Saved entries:
--- start ---
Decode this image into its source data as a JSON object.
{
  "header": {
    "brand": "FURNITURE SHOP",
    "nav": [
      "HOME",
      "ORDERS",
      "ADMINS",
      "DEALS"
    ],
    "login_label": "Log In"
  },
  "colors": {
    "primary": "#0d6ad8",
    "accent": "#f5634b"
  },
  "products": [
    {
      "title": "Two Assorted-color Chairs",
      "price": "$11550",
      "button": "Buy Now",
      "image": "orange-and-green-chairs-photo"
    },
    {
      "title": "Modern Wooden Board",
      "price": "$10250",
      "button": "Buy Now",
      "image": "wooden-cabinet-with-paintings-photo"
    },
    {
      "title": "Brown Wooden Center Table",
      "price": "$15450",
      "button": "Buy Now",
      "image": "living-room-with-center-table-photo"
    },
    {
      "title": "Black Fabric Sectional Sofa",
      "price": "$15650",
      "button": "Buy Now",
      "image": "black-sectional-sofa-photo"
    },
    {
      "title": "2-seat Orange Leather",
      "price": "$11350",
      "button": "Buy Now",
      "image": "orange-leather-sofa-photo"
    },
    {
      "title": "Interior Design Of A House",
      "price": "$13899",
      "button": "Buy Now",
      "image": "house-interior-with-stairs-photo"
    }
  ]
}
--- end ---
--- start ---
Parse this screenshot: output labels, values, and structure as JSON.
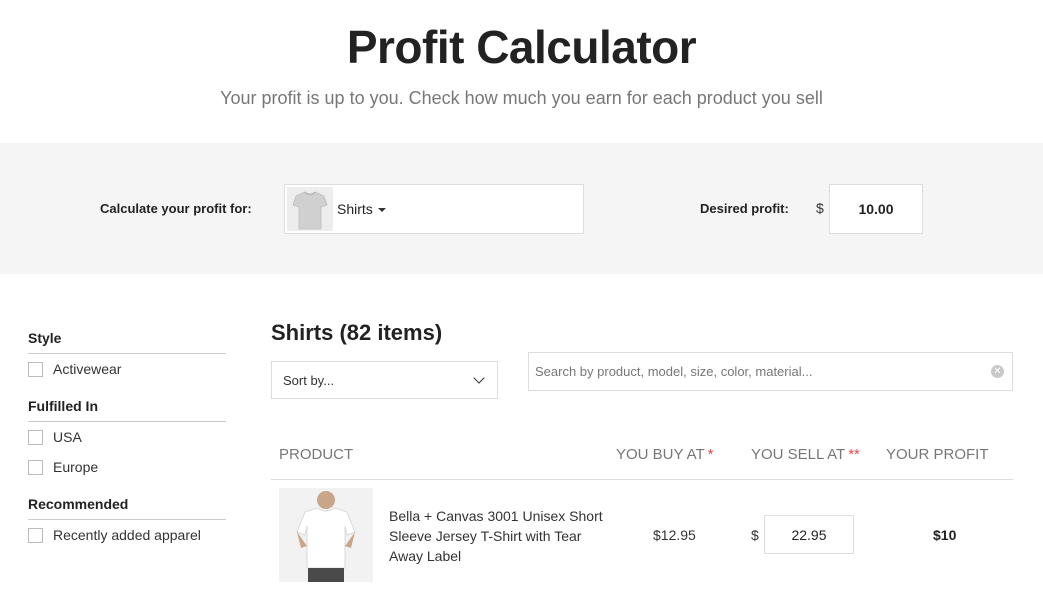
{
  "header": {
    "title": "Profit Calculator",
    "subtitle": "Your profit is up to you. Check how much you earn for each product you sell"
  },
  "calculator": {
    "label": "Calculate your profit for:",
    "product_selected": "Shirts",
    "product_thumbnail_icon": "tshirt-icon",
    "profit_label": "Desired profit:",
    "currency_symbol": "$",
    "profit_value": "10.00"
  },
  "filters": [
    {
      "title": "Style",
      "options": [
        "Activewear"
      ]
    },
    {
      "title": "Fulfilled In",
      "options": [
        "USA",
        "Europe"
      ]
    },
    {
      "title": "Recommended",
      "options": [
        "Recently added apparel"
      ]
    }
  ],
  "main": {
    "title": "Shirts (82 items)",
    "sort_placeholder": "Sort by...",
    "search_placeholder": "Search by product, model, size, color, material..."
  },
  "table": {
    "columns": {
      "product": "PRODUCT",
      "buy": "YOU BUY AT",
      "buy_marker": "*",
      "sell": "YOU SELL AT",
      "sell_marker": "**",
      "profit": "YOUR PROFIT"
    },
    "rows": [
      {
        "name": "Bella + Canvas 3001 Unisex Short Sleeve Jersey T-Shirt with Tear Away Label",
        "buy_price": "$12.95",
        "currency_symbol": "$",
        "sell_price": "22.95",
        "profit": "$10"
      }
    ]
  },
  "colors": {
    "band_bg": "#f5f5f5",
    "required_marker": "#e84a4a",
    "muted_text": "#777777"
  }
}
--- end ---
Looking at the entries above, how many lines contain the word "this"? Answer with the number alone.

2